JOB: Count the lines in the items below that contain the string "first", with case counting. Reply with the number alone.

INFORMATION SHOWN:
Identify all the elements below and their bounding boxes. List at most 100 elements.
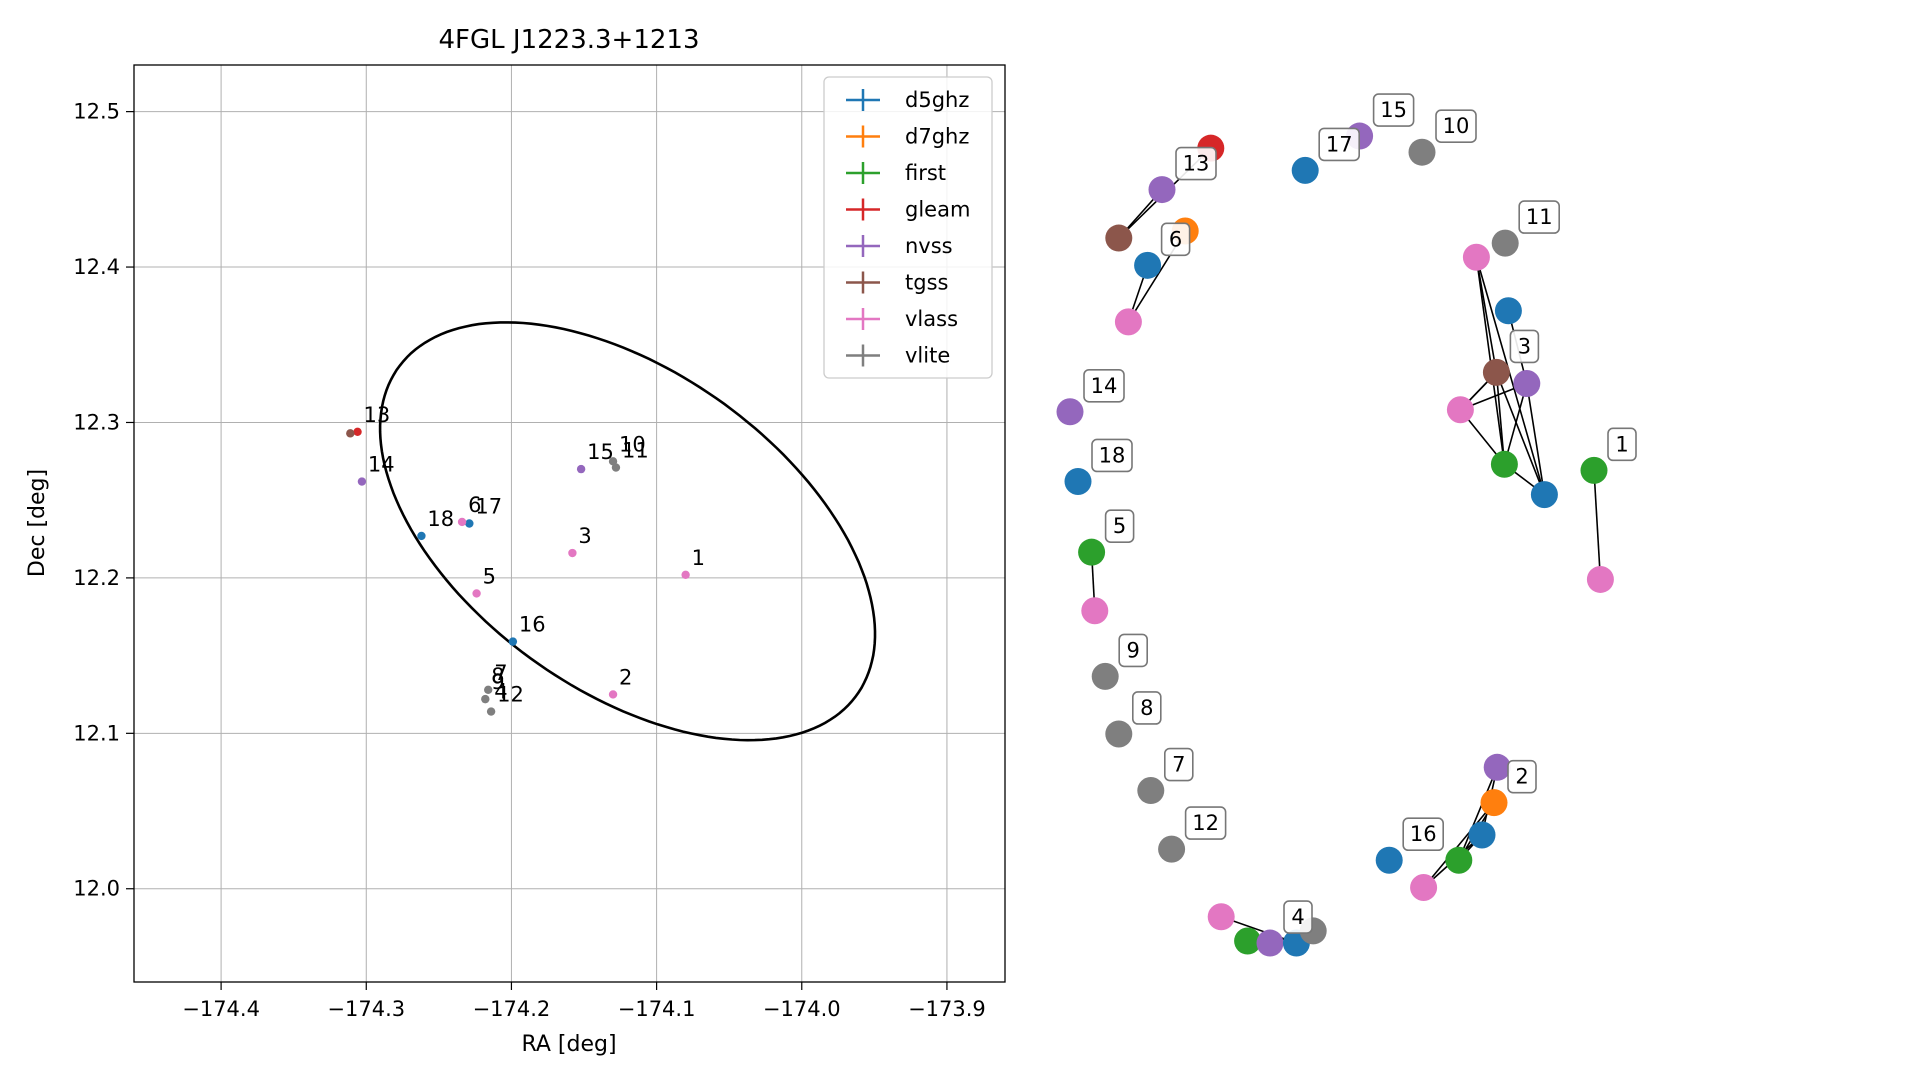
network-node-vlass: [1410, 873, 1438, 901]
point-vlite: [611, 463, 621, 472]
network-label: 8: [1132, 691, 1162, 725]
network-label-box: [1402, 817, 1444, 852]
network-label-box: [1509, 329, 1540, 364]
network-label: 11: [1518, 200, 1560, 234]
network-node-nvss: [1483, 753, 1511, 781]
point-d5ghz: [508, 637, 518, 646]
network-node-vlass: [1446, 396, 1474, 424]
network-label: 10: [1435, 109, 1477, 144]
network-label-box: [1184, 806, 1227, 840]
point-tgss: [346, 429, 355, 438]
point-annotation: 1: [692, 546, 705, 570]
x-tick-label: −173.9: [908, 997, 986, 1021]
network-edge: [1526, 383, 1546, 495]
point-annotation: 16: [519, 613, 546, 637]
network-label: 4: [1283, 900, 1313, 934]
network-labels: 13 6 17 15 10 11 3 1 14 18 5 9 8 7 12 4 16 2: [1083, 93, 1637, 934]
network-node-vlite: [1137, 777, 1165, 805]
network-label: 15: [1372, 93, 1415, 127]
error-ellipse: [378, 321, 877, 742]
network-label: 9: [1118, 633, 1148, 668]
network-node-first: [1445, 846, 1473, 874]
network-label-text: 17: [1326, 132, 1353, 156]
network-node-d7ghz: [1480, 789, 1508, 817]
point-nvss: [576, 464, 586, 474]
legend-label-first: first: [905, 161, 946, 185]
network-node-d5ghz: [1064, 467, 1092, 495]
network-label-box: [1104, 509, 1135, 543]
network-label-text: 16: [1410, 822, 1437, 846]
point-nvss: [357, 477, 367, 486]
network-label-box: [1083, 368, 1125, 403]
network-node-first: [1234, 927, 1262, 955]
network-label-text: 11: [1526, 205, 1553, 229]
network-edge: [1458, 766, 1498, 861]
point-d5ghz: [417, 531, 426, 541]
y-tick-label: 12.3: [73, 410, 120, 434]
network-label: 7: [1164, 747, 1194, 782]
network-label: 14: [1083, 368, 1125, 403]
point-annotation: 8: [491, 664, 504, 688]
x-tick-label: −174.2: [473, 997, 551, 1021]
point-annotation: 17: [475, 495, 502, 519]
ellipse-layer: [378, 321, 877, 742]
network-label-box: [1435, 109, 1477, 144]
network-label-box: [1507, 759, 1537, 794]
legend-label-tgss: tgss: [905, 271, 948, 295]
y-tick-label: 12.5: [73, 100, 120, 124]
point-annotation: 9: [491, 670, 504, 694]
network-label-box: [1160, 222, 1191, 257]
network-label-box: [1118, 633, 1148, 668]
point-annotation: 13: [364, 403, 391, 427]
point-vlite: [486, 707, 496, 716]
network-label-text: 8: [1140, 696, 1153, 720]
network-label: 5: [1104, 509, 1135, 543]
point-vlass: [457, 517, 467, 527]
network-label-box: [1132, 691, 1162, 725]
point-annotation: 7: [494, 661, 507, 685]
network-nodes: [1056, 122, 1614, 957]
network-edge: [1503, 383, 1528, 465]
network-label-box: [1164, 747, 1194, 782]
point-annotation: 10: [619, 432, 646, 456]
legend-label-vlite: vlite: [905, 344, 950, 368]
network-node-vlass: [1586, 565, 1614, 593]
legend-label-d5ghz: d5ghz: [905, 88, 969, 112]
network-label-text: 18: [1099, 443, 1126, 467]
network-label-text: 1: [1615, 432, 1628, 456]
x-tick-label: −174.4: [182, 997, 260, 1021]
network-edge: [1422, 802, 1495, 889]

CORRECT RESULT: 3